(Dataset entries)
------------------------------
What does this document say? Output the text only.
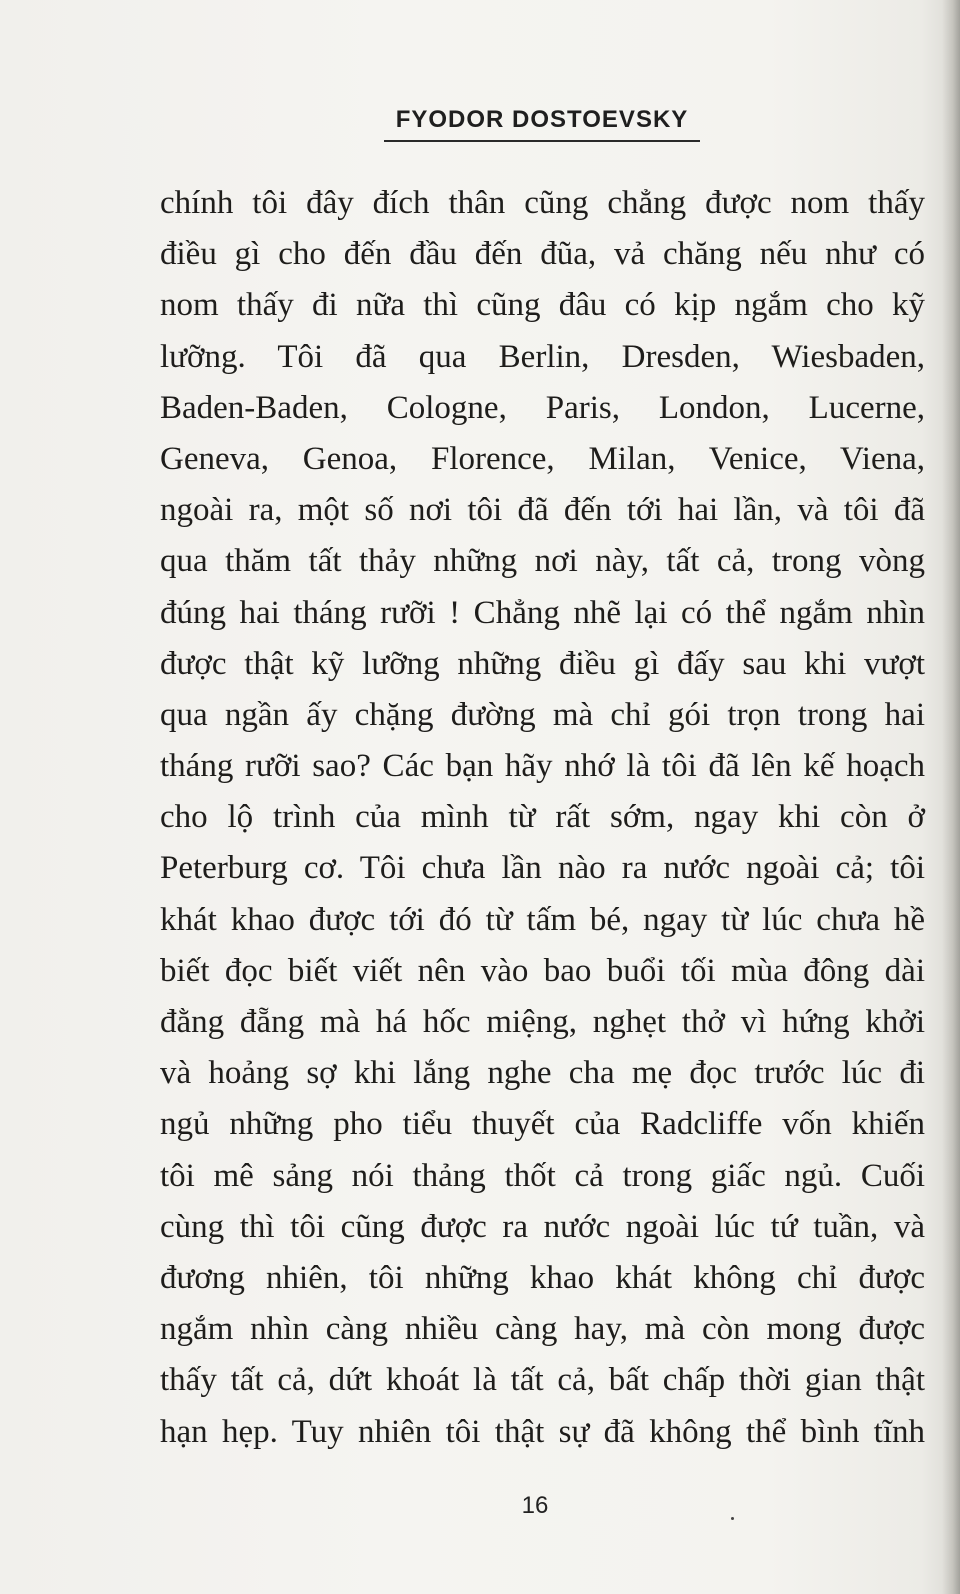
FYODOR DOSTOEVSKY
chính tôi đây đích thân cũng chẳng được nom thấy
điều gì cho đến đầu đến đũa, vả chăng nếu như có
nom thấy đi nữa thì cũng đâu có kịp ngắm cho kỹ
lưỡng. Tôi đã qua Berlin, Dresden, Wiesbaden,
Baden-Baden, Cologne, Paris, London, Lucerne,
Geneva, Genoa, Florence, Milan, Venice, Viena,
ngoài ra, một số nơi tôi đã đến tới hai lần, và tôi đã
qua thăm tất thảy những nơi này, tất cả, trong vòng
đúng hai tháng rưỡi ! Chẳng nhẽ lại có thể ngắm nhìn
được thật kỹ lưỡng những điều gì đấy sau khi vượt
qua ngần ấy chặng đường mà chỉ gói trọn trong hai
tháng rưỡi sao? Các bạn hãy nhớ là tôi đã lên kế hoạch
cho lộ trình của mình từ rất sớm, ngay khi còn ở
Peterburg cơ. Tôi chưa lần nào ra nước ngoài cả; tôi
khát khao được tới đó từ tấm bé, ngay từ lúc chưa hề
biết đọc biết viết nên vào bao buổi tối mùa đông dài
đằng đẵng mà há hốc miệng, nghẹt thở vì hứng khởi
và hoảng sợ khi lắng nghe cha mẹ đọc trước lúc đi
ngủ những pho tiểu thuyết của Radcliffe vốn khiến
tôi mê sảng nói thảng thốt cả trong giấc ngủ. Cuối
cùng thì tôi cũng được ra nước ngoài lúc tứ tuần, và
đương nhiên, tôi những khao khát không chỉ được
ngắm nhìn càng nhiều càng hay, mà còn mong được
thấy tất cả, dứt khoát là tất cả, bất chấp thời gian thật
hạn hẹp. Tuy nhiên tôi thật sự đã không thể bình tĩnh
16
------------------------------
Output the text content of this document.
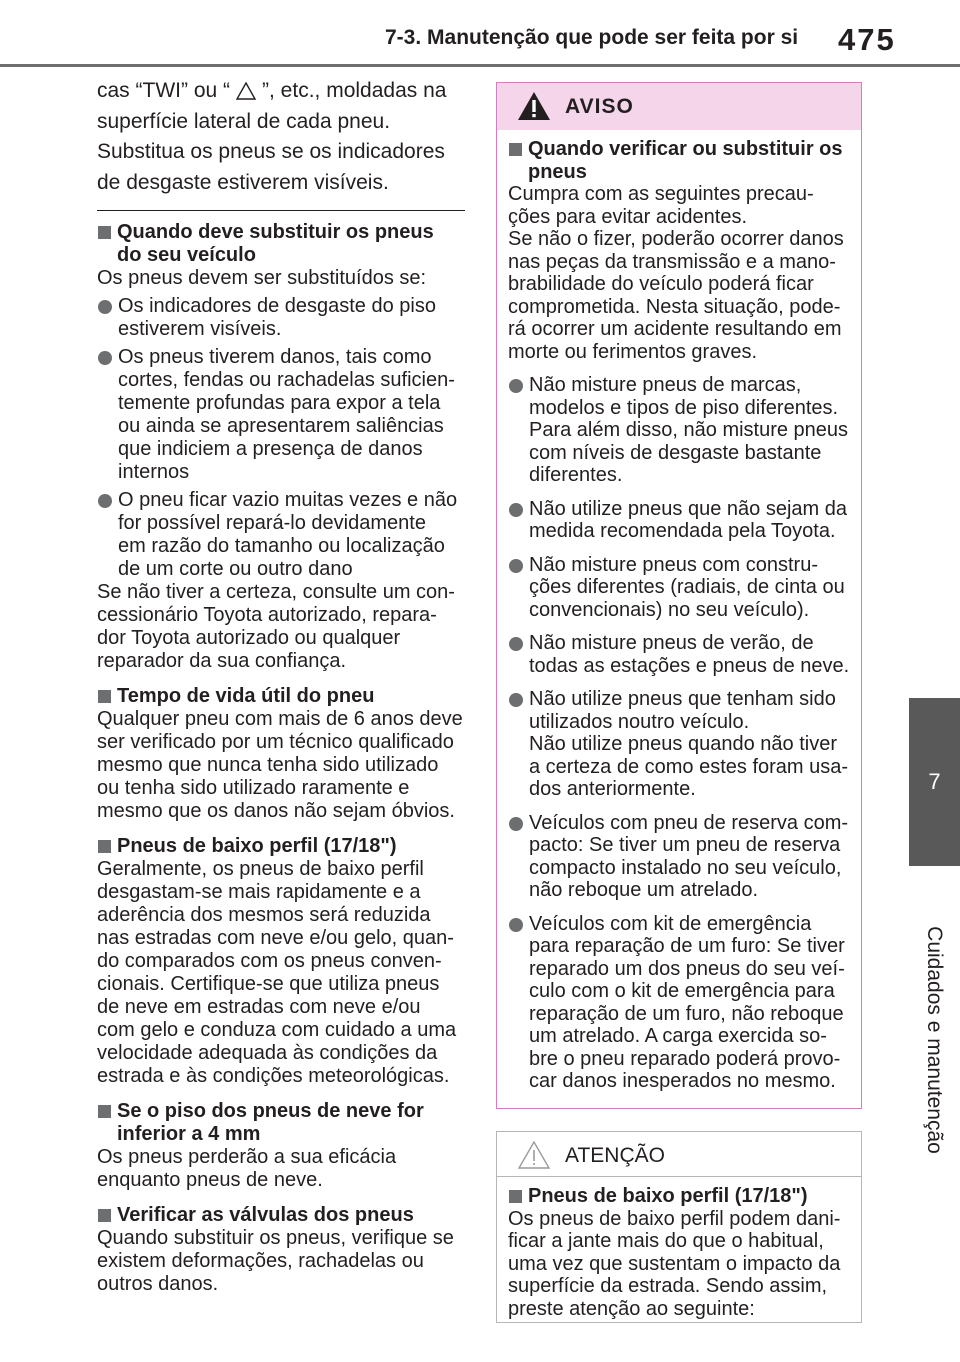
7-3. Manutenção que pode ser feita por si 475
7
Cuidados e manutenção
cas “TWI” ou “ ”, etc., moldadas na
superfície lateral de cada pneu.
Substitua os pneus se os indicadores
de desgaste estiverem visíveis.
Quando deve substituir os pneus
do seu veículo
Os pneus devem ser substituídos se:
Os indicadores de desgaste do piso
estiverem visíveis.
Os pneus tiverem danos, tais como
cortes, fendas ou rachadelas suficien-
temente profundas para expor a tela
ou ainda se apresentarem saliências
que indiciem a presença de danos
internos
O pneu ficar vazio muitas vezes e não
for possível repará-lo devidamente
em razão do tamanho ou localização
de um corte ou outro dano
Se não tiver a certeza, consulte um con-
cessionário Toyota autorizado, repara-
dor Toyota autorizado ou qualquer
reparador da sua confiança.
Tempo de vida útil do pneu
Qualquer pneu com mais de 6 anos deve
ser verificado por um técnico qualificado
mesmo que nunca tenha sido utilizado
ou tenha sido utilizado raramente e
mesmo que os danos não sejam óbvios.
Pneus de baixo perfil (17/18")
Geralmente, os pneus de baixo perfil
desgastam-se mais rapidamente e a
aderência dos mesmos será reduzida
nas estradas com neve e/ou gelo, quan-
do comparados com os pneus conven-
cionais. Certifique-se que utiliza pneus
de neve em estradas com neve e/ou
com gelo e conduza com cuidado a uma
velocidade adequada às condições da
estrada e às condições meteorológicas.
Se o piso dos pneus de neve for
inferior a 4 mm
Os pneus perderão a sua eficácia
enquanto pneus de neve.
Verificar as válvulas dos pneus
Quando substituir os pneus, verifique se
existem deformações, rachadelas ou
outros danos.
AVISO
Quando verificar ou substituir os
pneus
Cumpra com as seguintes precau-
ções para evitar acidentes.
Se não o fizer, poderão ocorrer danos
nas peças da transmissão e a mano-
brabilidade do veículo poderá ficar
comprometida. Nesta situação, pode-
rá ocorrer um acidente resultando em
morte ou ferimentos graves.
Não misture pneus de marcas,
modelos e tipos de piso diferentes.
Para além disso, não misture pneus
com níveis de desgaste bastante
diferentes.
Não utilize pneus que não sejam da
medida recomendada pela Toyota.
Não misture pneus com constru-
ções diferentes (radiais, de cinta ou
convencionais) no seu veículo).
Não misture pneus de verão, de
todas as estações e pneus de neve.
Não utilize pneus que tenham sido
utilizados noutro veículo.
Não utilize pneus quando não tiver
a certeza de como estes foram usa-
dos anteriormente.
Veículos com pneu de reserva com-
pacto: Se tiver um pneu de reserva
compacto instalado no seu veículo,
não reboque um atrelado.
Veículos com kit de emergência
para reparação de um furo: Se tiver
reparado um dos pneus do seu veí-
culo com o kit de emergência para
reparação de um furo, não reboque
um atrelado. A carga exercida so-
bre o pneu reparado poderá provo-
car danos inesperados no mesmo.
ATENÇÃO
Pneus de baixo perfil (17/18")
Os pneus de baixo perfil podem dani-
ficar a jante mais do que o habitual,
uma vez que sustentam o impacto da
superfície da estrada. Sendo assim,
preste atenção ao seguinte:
------------------------------
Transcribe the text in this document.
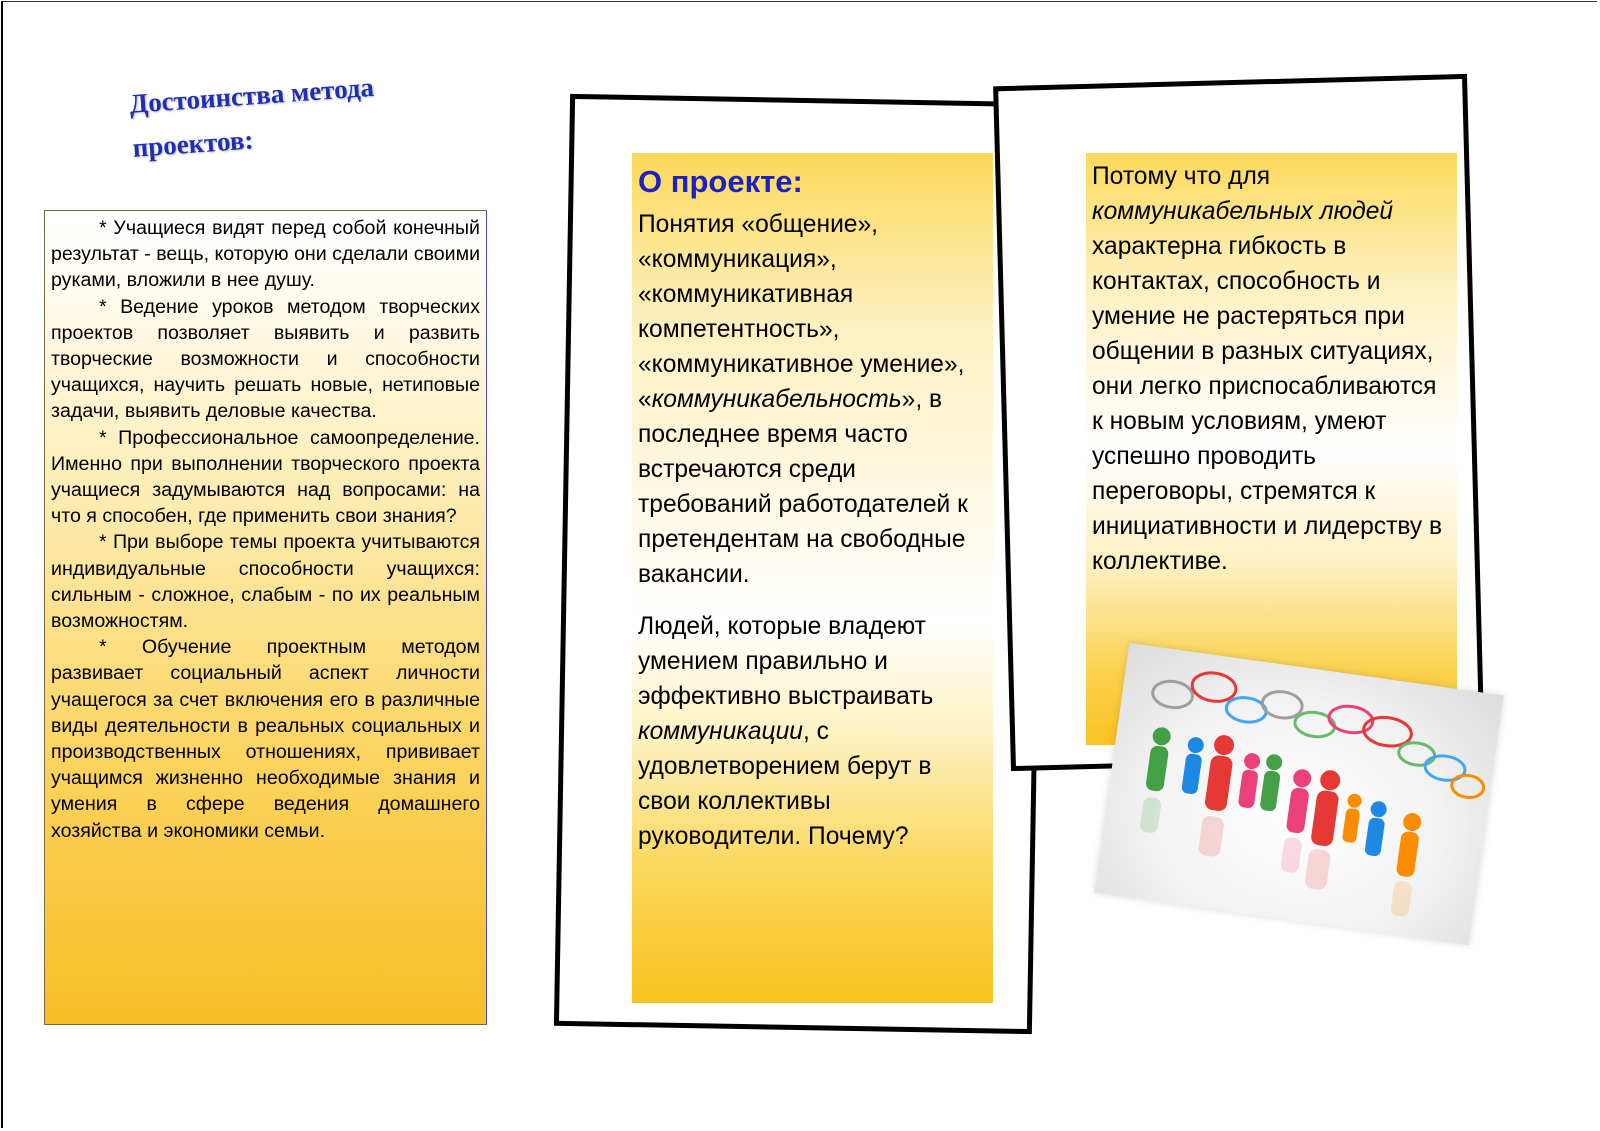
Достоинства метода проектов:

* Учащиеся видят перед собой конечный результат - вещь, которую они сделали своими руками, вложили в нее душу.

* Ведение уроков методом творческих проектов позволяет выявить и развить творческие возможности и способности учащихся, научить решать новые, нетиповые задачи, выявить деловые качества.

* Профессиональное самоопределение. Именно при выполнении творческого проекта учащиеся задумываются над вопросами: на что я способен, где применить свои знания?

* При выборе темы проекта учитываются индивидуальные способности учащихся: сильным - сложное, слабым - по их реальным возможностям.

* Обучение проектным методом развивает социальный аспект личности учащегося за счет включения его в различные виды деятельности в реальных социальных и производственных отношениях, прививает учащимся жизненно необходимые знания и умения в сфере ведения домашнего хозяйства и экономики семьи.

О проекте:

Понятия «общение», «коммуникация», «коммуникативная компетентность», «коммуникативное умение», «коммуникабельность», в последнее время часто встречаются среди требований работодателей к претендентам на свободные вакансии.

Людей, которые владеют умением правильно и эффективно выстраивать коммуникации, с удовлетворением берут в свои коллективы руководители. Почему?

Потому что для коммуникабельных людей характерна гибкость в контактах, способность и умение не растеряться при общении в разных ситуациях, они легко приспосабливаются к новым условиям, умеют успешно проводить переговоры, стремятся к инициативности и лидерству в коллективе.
------------------------------
(What is being asked) Among these entries, how many lines include the string "neve"? Reply with the number by itself.

(Result) 5